BEGIN GIVEN DATA

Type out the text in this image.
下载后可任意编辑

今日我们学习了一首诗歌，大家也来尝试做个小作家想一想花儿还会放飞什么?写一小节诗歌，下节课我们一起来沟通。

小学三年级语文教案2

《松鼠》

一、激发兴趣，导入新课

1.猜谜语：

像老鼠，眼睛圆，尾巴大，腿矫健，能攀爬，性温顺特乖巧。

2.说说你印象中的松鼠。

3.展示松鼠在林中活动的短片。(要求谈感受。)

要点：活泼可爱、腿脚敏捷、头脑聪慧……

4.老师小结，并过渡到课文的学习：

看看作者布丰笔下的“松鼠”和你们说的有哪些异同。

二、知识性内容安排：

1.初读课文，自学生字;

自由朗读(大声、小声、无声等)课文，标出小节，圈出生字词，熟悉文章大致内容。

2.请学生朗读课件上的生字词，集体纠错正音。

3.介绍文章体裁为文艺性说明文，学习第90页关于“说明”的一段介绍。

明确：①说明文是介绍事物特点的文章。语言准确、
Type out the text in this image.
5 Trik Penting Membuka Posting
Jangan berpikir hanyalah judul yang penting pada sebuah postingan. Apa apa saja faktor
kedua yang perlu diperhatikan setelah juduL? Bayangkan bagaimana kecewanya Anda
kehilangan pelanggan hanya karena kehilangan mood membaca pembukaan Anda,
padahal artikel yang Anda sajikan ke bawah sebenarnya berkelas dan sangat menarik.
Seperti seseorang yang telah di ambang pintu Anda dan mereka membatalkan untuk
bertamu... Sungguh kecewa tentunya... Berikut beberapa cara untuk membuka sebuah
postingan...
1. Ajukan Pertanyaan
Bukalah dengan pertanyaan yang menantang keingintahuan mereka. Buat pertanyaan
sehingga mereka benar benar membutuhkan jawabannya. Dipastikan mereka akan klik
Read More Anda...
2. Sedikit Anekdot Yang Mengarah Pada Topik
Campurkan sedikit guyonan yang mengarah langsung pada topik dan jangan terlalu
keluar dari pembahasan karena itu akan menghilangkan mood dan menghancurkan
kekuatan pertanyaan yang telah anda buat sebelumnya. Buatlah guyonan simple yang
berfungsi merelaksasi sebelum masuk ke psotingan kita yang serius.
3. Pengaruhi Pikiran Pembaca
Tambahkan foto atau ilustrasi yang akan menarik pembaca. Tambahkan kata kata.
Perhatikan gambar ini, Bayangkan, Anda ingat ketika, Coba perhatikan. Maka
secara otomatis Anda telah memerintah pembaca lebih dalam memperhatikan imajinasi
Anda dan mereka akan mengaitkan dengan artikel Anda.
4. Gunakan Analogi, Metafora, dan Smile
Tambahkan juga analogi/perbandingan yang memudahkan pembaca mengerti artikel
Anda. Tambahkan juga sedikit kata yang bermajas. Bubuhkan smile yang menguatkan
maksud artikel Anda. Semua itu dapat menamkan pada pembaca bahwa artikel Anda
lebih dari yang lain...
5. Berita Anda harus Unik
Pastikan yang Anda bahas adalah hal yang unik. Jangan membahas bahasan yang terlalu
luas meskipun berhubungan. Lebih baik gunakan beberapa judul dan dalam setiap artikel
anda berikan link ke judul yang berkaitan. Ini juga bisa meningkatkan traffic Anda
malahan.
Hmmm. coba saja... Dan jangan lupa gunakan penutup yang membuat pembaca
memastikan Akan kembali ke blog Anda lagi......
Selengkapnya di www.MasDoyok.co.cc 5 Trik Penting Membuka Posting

END GIVEN DATA

### PROBLEM DESCRIPTION
Nothing should be left out: return all of the records exactly.

### WORKED SOLUTION
Type out the text in this image.
下载后可任意编辑

今日我们学习了一首诗歌，大家也来尝试做个小作家想一想花儿还会放飞什么?写一小节诗歌，下节课我们一起来沟通。

小学三年级语文教案2

《松鼠》

一、激发兴趣，导入新课

1.猜谜语：

像老鼠，眼睛圆，尾巴大，腿矫健，能攀爬，性温顺特乖巧。

2.说说你印象中的松鼠。

3.展示松鼠在林中活动的短片。(要求谈感受。)

要点：活泼可爱、腿脚敏捷、头脑聪慧……

4.老师小结，并过渡到课文的学习：

看看作者布丰笔下的“松鼠”和你们说的有哪些异同。

二、知识性内容安排：

1.初读课文，自学生字;

自由朗读(大声、小声、无声等)课文，标出小节，圈出生字词，熟悉文章大致内容。

2.请学生朗读课件上的生字词，集体纠错正音。

3.介绍文章体裁为文艺性说明文，学习第90页关于“说明”的一段介绍。

明确：①说明文是介绍事物特点的文章。语言准确、
Type out the text in this image.
5 Trik Penting Membuka Posting
Jangan berpikir hanyalah judul yang penting pada sebuah postingan. Apa apa saja faktor
kedua yang perlu diperhatikan setelah juduL? Bayangkan bagaimana kecewanya Anda
kehilangan pelanggan hanya karena kehilangan mood membaca pembukaan Anda,
padahal artikel yang Anda sajikan ke bawah sebenarnya berkelas dan sangat menarik.
Seperti seseorang yang telah di ambang pintu Anda dan mereka membatalkan untuk
bertamu... Sungguh kecewa tentunya... Berikut beberapa cara untuk membuka sebuah
postingan...
1. Ajukan Pertanyaan
Bukalah dengan pertanyaan yang menantang keingintahuan mereka. Buat pertanyaan
sehingga mereka benar benar membutuhkan jawabannya. Dipastikan mereka akan klik
Read More Anda...
2. Sedikit Anekdot Yang Mengarah Pada Topik
Campurkan sedikit guyonan yang mengarah langsung pada topik dan jangan terlalu
keluar dari pembahasan karena itu akan menghilangkan mood dan menghancurkan
kekuatan pertanyaan yang telah anda buat sebelumnya. Buatlah guyonan simple yang
berfungsi merelaksasi sebelum masuk ke psotingan kita yang serius.
3. Pengaruhi Pikiran Pembaca
Tambahkan foto atau ilustrasi yang akan menarik pembaca. Tambahkan kata kata.
Perhatikan gambar ini, Bayangkan, Anda ingat ketika, Coba perhatikan. Maka
secara otomatis Anda telah memerintah pembaca lebih dalam memperhatikan imajinasi
Anda dan mereka akan mengaitkan dengan artikel Anda.
4. Gunakan Analogi, Metafora, dan Smile
Tambahkan juga analogi/perbandingan yang memudahkan pembaca mengerti artikel
Anda. Tambahkan juga sedikit kata yang bermajas. Bubuhkan smile yang menguatkan
maksud artikel Anda. Semua itu dapat menamkan pada pembaca bahwa artikel Anda
lebih dari yang lain...
5. Berita Anda harus Unik
Pastikan yang Anda bahas adalah hal yang unik. Jangan membahas bahasan yang terlalu
luas meskipun berhubungan. Lebih baik gunakan beberapa judul dan dalam setiap artikel
anda berikan link ke judul yang berkaitan. Ini juga bisa meningkatkan traffic Anda
malahan.
Hmmm. coba saja... Dan jangan lupa gunakan penutup yang membuat pembaca
memastikan Akan kembali ke blog Anda lagi......
Selengkapnya di www.MasDoyok.co.cc 5 Trik Penting Membuka Posting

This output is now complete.